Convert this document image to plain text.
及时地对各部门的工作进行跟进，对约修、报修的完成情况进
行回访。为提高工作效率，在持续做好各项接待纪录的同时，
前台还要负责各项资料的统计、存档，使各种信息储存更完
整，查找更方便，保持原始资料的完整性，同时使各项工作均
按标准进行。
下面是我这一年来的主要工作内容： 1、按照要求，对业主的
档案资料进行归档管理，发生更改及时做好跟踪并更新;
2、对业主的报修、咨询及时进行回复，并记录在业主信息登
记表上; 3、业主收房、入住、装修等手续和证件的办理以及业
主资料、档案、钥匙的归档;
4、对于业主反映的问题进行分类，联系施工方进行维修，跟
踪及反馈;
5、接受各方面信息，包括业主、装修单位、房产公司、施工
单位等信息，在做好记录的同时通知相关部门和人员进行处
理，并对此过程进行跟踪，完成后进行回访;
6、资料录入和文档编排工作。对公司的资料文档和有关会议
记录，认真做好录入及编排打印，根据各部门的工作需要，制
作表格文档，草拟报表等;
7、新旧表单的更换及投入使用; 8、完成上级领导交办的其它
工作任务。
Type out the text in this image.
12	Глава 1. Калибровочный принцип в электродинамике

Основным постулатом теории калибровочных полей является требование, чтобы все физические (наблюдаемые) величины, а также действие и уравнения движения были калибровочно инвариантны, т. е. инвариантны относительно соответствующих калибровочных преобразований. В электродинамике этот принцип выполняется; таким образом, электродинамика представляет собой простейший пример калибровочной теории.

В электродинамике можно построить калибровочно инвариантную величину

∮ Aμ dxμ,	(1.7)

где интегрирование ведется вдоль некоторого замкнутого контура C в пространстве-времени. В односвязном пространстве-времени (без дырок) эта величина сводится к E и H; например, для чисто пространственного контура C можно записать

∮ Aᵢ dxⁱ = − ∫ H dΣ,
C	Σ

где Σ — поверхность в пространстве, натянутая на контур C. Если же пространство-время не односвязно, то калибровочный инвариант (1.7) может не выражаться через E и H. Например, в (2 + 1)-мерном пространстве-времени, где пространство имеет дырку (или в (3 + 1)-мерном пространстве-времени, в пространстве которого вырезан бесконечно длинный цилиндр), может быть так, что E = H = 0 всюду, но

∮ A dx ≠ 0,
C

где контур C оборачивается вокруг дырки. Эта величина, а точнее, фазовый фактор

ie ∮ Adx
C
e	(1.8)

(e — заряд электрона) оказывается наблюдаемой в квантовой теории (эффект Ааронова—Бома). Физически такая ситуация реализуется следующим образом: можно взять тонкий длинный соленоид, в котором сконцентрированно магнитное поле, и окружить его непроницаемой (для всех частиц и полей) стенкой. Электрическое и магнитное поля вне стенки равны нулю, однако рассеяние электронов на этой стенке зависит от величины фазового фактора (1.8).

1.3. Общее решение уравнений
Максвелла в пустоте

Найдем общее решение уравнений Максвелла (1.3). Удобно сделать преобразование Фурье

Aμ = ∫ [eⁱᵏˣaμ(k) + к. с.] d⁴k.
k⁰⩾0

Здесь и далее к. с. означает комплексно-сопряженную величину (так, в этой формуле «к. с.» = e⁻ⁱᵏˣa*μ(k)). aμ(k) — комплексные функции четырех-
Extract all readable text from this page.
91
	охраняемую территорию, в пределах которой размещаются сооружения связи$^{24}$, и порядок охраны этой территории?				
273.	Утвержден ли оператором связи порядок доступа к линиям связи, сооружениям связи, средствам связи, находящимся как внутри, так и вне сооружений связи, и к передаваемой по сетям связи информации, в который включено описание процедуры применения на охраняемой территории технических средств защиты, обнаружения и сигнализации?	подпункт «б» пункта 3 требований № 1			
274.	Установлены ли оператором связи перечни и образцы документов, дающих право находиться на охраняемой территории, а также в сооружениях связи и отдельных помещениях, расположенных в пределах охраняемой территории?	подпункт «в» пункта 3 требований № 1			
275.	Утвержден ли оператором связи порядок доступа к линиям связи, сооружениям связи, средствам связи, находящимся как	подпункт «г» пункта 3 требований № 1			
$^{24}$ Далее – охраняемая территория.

# [Problem]
Look through the entries above; copy each line where the string "this" appears.

# [Solution]
Convert this document image to plain text.
Type out the text in this image.
Extract all readable text from this page.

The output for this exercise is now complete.